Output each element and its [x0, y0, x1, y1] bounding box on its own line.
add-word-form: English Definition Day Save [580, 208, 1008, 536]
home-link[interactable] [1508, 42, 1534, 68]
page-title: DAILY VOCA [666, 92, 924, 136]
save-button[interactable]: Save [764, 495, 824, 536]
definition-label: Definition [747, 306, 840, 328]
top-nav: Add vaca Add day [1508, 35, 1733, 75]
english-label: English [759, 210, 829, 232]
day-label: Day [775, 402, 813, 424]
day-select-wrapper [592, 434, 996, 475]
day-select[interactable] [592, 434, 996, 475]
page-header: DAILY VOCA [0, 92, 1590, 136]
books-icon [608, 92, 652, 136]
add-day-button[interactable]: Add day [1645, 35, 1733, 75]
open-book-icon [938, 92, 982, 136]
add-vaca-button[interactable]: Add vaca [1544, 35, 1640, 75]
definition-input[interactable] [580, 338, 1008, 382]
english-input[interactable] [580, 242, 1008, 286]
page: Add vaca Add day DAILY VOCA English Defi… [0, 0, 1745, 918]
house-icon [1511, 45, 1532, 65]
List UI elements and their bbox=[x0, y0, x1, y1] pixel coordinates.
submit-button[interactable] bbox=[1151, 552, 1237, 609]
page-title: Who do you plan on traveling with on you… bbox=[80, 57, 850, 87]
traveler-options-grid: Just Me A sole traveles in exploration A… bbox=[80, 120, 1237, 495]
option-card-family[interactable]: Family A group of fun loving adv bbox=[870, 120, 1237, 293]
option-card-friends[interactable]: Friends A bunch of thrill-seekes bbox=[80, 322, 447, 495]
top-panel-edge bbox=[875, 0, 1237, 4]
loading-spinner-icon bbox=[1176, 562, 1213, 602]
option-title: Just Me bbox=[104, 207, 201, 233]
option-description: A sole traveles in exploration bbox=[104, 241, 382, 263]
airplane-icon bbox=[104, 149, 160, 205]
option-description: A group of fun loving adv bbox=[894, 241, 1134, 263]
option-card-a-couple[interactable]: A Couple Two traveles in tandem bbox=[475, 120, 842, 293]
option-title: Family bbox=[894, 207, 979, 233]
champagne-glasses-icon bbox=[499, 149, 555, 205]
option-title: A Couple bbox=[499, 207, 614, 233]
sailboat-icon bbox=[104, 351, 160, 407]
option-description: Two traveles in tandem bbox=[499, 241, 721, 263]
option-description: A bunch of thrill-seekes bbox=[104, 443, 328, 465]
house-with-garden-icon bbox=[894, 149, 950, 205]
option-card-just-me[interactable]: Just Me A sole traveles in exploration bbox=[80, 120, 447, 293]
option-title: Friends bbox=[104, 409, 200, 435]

● **Problem to solve**
Present the lines above, from the first one through the line containing "submit-button[interactable] bbox=[1151, 552, 1237, 609]" (both included), as a numbered list with blank lines omitted.

● **Answer to the problem**
1. Output each element and its [x0, y0, x1, y1] bounding box on its own line.
2. add-word-form: English Definition Day Save [580, 208, 1008, 536]
3. home-link[interactable] [1508, 42, 1534, 68]
4. page-title: DAILY VOCA [666, 92, 924, 136]
5. save-button[interactable]: Save [764, 495, 824, 536]
6. definition-label: Definition [747, 306, 840, 328]
7. top-nav: Add vaca Add day [1508, 35, 1733, 75]
8. english-label: English [759, 210, 829, 232]
9. day-label: Day [775, 402, 813, 424]
10. day-select-wrapper [592, 434, 996, 475]
11. day-select[interactable] [592, 434, 996, 475]
12. page-header: DAILY VOCA [0, 92, 1590, 136]
13. books-icon [608, 92, 652, 136]
14. add-day-button[interactable]: Add day [1645, 35, 1733, 75]
15. open-book-icon [938, 92, 982, 136]
16. add-vaca-button[interactable]: Add vaca [1544, 35, 1640, 75]
17. definition-input[interactable] [580, 338, 1008, 382]
18. english-input[interactable] [580, 242, 1008, 286]
19. page: Add vaca Add day DAILY VOCA English Defi… [0, 0, 1745, 918]
20. house-icon [1511, 45, 1532, 65]
21. List UI elements and their bbox=[x0, y0, x1, y1] pixel coordinates.
22. submit-button[interactable] bbox=[1151, 552, 1237, 609]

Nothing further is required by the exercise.